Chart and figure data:
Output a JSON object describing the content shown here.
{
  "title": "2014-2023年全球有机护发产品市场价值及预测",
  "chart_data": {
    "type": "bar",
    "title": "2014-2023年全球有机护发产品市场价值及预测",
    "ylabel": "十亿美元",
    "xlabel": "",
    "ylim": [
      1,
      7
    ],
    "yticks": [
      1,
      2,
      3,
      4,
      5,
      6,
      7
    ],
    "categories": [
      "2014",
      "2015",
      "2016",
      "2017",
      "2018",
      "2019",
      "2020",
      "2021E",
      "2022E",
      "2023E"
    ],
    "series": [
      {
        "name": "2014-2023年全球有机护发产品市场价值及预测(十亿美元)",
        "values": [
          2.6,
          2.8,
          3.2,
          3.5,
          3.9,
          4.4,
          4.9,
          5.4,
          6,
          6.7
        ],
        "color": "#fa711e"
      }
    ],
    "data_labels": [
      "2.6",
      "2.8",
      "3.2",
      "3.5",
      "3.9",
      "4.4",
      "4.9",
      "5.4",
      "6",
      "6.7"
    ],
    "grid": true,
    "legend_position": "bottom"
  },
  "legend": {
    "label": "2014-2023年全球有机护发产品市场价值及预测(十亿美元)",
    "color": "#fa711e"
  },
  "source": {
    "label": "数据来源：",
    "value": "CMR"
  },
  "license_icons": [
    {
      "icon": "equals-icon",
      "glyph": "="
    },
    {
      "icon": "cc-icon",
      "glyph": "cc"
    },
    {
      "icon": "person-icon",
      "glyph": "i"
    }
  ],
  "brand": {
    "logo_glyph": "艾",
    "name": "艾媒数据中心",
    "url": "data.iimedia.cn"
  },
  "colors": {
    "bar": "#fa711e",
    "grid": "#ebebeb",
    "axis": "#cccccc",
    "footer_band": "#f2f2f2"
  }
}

==

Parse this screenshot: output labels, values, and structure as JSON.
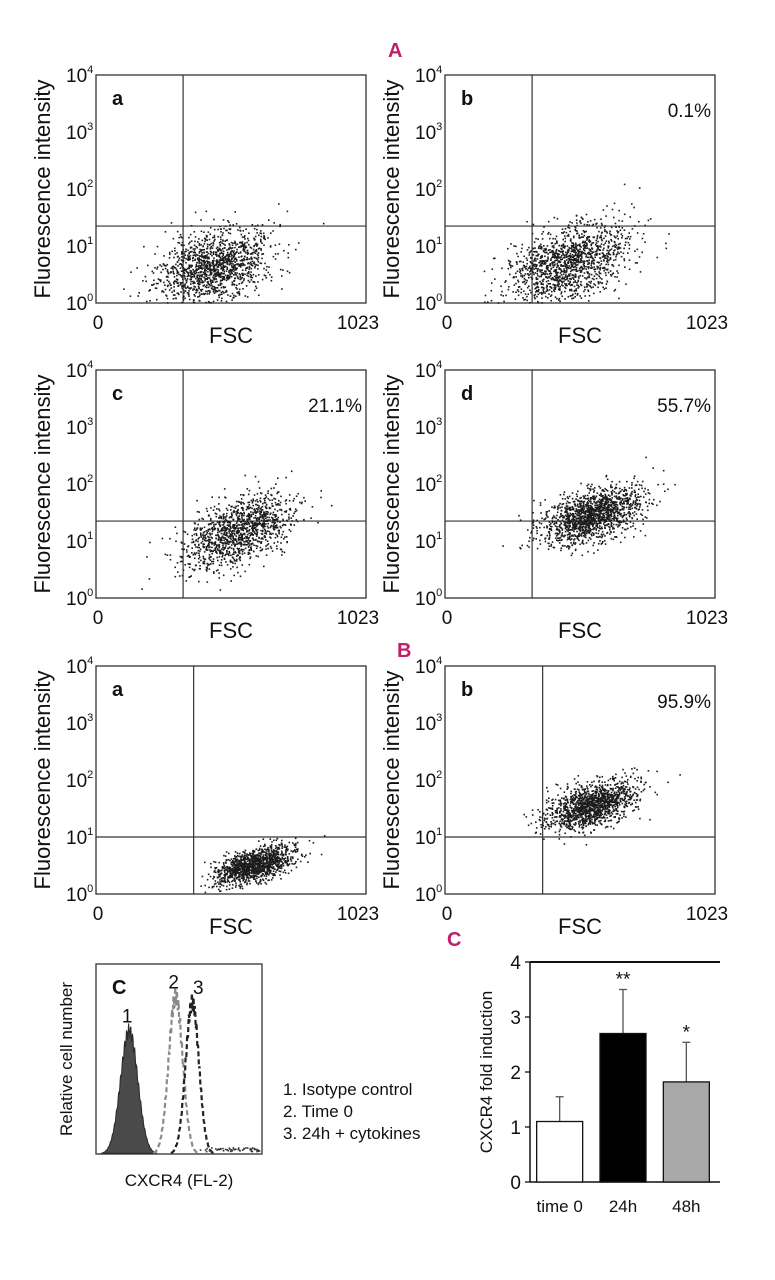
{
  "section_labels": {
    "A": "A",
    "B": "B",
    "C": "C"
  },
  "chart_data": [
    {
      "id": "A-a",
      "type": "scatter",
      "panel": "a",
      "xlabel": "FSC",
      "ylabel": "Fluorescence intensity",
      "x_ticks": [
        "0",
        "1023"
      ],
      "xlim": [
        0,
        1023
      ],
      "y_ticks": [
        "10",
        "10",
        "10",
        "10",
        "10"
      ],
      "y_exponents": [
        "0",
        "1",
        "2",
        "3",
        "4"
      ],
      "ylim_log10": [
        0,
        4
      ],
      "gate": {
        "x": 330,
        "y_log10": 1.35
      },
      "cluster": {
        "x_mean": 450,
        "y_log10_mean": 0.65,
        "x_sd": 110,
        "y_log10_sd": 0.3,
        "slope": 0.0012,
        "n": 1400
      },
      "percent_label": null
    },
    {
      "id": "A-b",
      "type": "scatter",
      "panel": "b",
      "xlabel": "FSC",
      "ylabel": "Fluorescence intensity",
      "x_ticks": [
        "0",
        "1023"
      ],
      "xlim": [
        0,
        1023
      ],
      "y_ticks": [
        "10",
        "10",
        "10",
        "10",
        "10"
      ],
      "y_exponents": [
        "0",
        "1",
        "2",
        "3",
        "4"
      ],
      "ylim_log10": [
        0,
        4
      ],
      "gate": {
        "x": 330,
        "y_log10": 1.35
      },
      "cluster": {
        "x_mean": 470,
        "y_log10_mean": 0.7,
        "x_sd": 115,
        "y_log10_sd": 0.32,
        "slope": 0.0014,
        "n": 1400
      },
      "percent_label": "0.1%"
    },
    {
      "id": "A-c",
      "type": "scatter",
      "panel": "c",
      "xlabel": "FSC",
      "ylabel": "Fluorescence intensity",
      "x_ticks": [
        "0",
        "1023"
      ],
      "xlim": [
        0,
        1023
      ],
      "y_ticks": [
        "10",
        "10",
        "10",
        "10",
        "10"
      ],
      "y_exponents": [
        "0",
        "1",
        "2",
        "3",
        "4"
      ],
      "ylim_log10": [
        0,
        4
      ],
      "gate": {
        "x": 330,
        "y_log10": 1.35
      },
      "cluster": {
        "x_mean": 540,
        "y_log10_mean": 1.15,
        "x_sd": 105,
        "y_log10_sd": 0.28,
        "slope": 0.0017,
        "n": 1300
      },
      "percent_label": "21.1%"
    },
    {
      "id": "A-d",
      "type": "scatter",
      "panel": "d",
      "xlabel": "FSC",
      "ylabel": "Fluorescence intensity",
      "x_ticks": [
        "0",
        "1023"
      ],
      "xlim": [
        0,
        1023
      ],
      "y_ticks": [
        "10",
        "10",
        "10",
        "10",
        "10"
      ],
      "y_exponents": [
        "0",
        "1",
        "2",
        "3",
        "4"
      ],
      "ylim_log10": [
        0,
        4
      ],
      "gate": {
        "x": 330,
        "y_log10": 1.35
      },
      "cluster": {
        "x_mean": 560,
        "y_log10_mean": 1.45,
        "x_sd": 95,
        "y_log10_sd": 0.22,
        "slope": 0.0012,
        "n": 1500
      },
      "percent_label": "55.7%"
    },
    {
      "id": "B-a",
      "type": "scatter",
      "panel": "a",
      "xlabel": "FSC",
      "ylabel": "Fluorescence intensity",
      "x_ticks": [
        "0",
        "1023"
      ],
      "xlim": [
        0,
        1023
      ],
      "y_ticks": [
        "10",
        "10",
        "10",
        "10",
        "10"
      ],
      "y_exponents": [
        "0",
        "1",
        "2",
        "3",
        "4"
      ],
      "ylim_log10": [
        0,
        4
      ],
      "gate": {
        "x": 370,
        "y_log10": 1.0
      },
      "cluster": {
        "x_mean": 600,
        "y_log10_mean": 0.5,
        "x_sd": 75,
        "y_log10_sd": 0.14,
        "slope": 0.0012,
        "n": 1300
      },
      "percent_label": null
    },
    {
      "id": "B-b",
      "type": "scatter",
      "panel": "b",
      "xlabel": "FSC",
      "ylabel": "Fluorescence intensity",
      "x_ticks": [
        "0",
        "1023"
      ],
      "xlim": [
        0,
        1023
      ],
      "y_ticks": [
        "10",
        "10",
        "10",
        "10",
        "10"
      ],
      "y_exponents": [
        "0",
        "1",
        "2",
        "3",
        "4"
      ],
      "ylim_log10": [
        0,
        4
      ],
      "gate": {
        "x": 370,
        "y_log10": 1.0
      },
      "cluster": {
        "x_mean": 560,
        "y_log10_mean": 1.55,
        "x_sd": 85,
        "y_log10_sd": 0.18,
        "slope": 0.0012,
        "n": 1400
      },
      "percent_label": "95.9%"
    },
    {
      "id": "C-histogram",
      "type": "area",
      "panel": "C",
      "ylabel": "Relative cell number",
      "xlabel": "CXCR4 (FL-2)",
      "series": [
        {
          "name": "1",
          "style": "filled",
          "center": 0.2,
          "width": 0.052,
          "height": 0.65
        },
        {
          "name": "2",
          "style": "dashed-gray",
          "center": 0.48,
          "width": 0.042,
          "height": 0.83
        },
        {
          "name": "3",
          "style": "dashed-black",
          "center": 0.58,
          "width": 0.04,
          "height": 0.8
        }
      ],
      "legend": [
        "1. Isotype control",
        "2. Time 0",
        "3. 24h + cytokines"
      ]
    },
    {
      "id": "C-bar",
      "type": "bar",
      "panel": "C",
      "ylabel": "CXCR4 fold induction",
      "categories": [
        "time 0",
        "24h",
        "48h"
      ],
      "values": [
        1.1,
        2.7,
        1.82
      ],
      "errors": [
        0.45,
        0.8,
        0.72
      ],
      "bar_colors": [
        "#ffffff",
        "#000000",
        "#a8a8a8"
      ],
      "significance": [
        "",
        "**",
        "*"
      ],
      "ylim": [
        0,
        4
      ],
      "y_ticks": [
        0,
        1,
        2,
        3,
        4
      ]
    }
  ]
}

Instruction – Find how many lines in the listing hold "title", and reply with that number only.

Task result – 2